* _Material to process_:

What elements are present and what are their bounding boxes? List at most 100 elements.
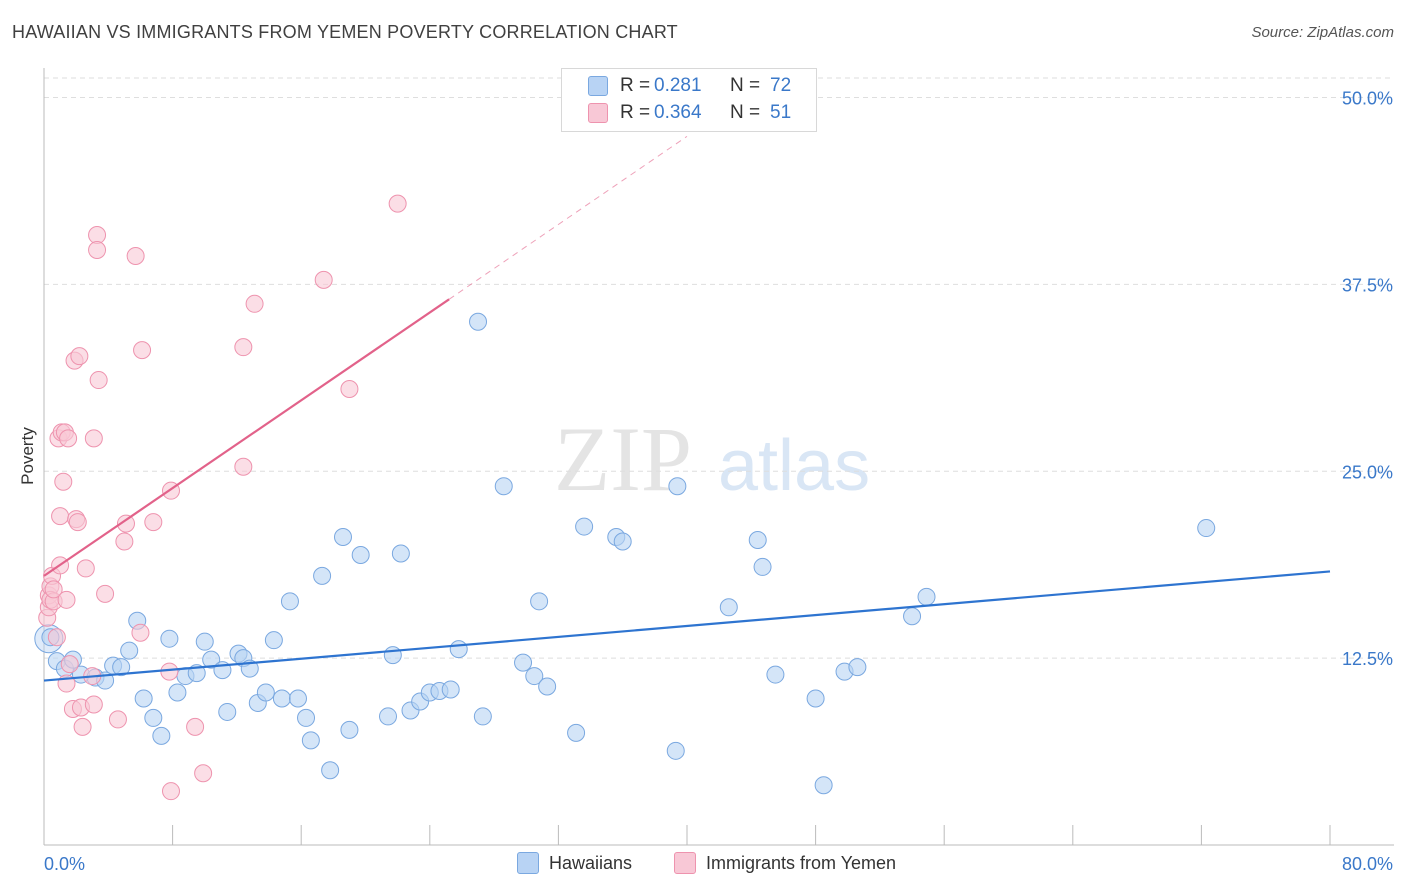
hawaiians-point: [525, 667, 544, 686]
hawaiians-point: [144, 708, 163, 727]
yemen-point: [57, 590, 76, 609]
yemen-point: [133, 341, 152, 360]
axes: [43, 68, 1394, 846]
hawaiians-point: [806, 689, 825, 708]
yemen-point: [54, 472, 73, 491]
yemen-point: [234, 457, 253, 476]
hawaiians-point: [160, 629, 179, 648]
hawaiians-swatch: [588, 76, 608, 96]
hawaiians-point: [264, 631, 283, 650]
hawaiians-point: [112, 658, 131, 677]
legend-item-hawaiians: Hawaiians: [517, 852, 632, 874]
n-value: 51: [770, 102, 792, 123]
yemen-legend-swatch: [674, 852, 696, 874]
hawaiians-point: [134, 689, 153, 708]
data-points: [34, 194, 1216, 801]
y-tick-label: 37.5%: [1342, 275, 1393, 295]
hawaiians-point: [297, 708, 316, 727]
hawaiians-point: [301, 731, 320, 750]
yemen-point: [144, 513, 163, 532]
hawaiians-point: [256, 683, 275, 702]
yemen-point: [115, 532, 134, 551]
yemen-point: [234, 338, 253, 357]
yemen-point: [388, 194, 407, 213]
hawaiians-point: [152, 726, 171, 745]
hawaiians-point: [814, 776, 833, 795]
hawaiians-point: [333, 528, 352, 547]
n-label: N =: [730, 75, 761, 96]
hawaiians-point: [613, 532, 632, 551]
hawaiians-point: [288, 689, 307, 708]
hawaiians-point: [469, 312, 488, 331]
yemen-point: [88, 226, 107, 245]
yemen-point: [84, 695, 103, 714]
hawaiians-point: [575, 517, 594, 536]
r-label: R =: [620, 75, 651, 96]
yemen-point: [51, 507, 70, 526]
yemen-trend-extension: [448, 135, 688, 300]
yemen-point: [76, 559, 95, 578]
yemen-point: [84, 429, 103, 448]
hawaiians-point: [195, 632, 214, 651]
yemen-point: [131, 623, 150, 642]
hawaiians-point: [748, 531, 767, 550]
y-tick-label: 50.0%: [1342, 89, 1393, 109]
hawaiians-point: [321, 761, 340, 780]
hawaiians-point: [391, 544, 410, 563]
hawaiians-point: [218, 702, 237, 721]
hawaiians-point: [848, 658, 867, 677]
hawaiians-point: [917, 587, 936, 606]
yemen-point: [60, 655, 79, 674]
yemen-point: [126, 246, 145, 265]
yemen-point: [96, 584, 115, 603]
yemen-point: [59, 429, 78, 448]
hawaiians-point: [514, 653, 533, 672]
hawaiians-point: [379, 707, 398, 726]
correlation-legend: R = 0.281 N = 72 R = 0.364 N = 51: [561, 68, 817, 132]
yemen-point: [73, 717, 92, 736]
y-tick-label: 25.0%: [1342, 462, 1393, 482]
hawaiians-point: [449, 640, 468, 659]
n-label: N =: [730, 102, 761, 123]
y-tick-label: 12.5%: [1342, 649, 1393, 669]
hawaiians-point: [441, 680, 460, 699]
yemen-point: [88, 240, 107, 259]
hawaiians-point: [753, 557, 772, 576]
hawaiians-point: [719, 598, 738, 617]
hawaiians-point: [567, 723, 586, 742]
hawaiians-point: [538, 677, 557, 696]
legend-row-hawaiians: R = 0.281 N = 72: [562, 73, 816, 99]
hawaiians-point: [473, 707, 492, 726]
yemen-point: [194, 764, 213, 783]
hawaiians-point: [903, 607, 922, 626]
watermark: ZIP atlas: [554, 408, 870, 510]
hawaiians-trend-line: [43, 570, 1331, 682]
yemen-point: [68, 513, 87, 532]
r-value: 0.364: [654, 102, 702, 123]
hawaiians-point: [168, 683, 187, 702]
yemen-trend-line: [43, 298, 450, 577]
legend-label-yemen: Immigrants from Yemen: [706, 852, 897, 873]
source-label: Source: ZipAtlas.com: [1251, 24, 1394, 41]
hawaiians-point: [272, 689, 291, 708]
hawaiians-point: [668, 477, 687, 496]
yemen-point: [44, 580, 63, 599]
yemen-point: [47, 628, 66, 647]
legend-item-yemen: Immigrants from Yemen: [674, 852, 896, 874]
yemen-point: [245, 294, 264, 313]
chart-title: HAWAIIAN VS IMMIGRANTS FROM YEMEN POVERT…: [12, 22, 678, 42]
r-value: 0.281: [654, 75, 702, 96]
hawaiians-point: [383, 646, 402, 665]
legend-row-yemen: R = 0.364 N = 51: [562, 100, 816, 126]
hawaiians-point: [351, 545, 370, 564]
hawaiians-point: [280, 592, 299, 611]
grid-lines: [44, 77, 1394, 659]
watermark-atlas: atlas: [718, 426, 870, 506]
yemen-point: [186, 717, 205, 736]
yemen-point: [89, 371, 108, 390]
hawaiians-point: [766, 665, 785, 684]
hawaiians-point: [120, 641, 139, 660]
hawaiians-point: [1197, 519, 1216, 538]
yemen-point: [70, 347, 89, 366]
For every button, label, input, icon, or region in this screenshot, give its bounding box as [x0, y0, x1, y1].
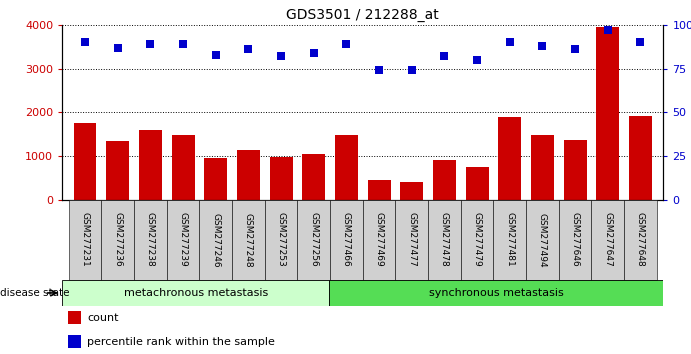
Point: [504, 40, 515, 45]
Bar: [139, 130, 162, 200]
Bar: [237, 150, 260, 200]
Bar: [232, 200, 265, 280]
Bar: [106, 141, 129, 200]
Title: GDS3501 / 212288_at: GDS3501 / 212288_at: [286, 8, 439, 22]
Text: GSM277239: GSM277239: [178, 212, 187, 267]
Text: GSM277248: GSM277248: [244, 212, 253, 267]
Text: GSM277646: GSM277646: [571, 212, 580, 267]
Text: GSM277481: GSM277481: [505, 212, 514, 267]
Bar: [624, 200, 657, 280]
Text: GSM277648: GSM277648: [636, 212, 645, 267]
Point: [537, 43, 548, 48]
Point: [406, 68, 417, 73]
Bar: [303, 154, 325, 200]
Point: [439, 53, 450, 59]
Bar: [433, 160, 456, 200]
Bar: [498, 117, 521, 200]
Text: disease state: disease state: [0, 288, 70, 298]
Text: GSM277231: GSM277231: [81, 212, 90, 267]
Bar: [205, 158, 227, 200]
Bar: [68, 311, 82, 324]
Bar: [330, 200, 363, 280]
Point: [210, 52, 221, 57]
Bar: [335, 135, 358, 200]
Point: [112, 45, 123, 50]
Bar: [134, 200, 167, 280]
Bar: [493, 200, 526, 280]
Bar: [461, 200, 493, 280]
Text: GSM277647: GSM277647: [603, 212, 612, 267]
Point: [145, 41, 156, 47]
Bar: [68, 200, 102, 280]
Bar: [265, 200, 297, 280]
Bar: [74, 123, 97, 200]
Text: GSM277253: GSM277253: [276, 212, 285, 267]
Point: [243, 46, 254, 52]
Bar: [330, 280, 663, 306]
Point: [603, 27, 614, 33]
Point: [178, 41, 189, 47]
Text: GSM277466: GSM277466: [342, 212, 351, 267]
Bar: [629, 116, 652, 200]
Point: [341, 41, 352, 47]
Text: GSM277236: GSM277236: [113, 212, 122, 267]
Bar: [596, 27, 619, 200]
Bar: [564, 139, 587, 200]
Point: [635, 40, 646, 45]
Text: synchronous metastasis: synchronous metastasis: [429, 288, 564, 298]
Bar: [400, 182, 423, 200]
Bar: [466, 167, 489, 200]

* _Your task_: Reproduce only the lines of the listing from the one containing "hawaiians-point: [525, 667, 544, 686]" down to the one containing "n-value: 51: [770, 102, 792, 123]", both included, with "yemen-point" changed to "yemen-marker" and nothing else altered.

* _Reply_:
hawaiians-point: [525, 667, 544, 686]
hawaiians-point: [144, 708, 163, 727]
yemen-marker: [57, 590, 76, 609]
yemen-marker: [133, 341, 152, 360]
axes: [43, 68, 1394, 846]
hawaiians-point: [806, 689, 825, 708]
yemen-marker: [54, 472, 73, 491]
yemen-marker: [234, 457, 253, 476]
hawaiians-point: [160, 629, 179, 648]
hawaiians-swatch: [588, 76, 608, 96]
hawaiians-point: [264, 631, 283, 650]
hawaiians-point: [112, 658, 131, 677]
legend-item-hawaiians: Hawaiians: [517, 852, 632, 874]
n-value: 51: [770, 102, 792, 123]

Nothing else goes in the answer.